Task to carry out: Here are some entries; quote each one exactly.

Provided data:
--- Begin ---

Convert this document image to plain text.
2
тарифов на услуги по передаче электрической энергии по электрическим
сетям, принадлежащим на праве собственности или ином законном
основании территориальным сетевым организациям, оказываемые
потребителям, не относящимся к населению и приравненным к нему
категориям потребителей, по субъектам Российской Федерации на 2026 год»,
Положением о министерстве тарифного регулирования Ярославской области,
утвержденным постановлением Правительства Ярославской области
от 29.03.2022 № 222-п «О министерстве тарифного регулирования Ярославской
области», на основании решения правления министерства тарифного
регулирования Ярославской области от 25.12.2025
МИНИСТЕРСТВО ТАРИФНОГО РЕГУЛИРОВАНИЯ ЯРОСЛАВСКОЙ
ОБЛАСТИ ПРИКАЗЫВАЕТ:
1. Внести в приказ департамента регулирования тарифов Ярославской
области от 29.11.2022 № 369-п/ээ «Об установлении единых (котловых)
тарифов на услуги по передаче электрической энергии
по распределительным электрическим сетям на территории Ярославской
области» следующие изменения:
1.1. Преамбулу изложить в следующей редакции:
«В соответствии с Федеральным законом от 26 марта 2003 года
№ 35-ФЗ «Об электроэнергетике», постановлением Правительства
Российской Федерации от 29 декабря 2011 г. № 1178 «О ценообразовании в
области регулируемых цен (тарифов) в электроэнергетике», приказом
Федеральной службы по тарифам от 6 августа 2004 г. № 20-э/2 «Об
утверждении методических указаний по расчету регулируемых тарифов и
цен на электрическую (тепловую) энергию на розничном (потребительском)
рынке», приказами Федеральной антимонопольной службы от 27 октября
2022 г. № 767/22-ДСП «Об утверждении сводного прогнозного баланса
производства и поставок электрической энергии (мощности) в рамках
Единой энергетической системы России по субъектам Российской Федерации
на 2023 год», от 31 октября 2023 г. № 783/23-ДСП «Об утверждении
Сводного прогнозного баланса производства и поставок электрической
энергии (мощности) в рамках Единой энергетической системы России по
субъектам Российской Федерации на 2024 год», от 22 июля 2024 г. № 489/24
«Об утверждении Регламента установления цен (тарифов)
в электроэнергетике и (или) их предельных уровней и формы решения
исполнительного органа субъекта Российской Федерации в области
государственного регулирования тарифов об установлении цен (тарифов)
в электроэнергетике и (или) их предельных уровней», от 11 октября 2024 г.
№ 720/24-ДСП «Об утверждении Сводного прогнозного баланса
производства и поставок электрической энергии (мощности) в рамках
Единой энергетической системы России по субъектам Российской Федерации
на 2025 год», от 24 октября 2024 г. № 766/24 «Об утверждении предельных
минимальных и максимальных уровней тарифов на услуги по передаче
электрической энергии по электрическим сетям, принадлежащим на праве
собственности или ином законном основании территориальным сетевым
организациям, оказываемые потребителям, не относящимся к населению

--- End ---

Completed exercise:
Convert this document image to plain text.
2
тарифов на услуги по передаче электрической энергии по электрическим
сетям, принадлежащим на праве собственности или ином законном
основании территориальным сетевым организациям, оказываемые
потребителям, не относящимся к населению и приравненным к нему
категориям потребителей, по субъектам Российской Федерации на 2026 год»,
Положением о министерстве тарифного регулирования Ярославской области,
утвержденным постановлением Правительства Ярославской области
от 29.03.2022 № 222-п «О министерстве тарифного регулирования Ярославской
области», на основании решения правления министерства тарифного
регулирования Ярославской области от 25.12.2025
МИНИСТЕРСТВО ТАРИФНОГО РЕГУЛИРОВАНИЯ ЯРОСЛАВСКОЙ
ОБЛАСТИ ПРИКАЗЫВАЕТ:
1. Внести в приказ департамента регулирования тарифов Ярославской
области от 29.11.2022 № 369-п/ээ «Об установлении единых (котловых)
тарифов на услуги по передаче электрической энергии
по распределительным электрическим сетям на территории Ярославской
области» следующие изменения:
1.1. Преамбулу изложить в следующей редакции:
«В соответствии с Федеральным законом от 26 марта 2003 года
№ 35-ФЗ «Об электроэнергетике», постановлением Правительства
Российской Федерации от 29 декабря 2011 г. № 1178 «О ценообразовании в
области регулируемых цен (тарифов) в электроэнергетике», приказом
Федеральной службы по тарифам от 6 августа 2004 г. № 20-э/2 «Об
утверждении методических указаний по расчету регулируемых тарифов и
цен на электрическую (тепловую) энергию на розничном (потребительском)
рынке», приказами Федеральной антимонопольной службы от 27 октября
2022 г. № 767/22-ДСП «Об утверждении сводного прогнозного баланса
производства и поставок электрической энергии (мощности) в рамках
Единой энергетической системы России по субъектам Российской Федерации
на 2023 год», от 31 октября 2023 г. № 783/23-ДСП «Об утверждении
Сводного прогнозного баланса производства и поставок электрической
энергии (мощности) в рамках Единой энергетической системы России по
субъектам Российской Федерации на 2024 год», от 22 июля 2024 г. № 489/24
«Об утверждении Регламента установления цен (тарифов)
в электроэнергетике и (или) их предельных уровней и формы решения
исполнительного органа субъекта Российской Федерации в области
государственного регулирования тарифов об установлении цен (тарифов)
в электроэнергетике и (или) их предельных уровней», от 11 октября 2024 г.
№ 720/24-ДСП «Об утверждении Сводного прогнозного баланса
производства и поставок электрической энергии (мощности) в рамках
Единой энергетической системы России по субъектам Российской Федерации
на 2025 год», от 24 октября 2024 г. № 766/24 «Об утверждении предельных
минимальных и максимальных уровней тарифов на услуги по передаче
электрической энергии по электрическим сетям, принадлежащим на праве
собственности или ином законном основании территориальным сетевым
организациям, оказываемые потребителям, не относящимся к населению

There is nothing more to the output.